Problem statement :: Retype the data below without altering anything.

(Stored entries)
========
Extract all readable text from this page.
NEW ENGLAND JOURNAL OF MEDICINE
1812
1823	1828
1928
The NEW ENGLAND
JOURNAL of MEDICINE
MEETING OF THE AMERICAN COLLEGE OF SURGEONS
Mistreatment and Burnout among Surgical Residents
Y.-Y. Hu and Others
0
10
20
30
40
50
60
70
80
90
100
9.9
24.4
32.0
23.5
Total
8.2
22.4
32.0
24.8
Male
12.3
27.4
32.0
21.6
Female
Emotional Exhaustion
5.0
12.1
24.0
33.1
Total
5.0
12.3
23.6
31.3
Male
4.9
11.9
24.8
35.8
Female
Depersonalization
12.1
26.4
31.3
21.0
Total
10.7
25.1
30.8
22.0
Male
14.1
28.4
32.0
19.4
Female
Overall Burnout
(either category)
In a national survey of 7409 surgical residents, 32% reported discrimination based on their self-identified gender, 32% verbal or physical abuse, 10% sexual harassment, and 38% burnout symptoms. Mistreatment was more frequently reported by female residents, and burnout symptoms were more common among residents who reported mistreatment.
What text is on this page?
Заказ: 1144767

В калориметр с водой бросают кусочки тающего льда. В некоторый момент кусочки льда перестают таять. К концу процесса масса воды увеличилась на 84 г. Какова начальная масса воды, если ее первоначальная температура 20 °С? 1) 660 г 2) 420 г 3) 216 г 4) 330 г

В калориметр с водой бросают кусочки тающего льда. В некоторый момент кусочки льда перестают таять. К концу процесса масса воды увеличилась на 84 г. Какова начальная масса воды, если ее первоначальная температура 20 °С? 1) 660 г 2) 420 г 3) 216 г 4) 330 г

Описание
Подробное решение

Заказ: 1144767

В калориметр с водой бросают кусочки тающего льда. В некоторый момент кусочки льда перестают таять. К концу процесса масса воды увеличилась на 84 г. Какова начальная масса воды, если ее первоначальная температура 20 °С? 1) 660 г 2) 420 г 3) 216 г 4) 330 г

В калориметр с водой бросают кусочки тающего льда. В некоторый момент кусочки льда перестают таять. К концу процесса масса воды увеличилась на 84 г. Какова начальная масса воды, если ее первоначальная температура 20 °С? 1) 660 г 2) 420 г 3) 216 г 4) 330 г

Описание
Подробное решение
========
Solution to this exercise ::
Extract all readable text from this page.
NEW ENGLAND JOURNAL OF MEDICINE
1812
1823	1828
1928
The NEW ENGLAND
JOURNAL of MEDICINE
MEETING OF THE AMERICAN COLLEGE OF SURGEONS
Mistreatment and Burnout among Surgical Residents
Y.-Y. Hu and Others
0
10
20
30
40
50
60
70
80
90
100
9.9
24.4
32.0
23.5
Total
8.2
22.4
32.0
24.8
Male
12.3
27.4
32.0
21.6
Female
Emotional Exhaustion
5.0
12.1
24.0
33.1
Total
5.0
12.3
23.6
31.3
Male
4.9
11.9
24.8
35.8
Female
Depersonalization
12.1
26.4
31.3
21.0
Total
10.7
25.1
30.8
22.0
Male
14.1
28.4
32.0
19.4
Female
Overall Burnout
(either category)
In a national survey of 7409 surgical residents, 32% reported discrimination based on their self-identified gender, 32% verbal or physical abuse, 10% sexual harassment, and 38% burnout symptoms. Mistreatment was more frequently reported by female residents, and burnout symptoms were more common among residents who reported mistreatment.
What text is on this page?
Заказ: 1144767

В калориметр с водой бросают кусочки тающего льда. В некоторый момент кусочки льда перестают таять. К концу процесса масса воды увеличилась на 84 г. Какова начальная масса воды, если ее первоначальная температура 20 °С? 1) 660 г 2) 420 г 3) 216 г 4) 330 г

В калориметр с водой бросают кусочки тающего льда. В некоторый момент кусочки льда перестают таять. К концу процесса масса воды увеличилась на 84 г. Какова начальная масса воды, если ее первоначальная температура 20 °С? 1) 660 г 2) 420 г 3) 216 г 4) 330 г

Описание
Подробное решение

Заказ: 1144767

В калориметр с водой бросают кусочки тающего льда. В некоторый момент кусочки льда перестают таять. К концу процесса масса воды увеличилась на 84 г. Какова начальная масса воды, если ее первоначальная температура 20 °С? 1) 660 г 2) 420 г 3) 216 г 4) 330 г

В калориметр с водой бросают кусочки тающего льда. В некоторый момент кусочки льда перестают таять. К концу процесса масса воды увеличилась на 84 г. Какова начальная масса воды, если ее первоначальная температура 20 °С? 1) 660 г 2) 420 г 3) 216 г 4) 330 г

Описание
Подробное решение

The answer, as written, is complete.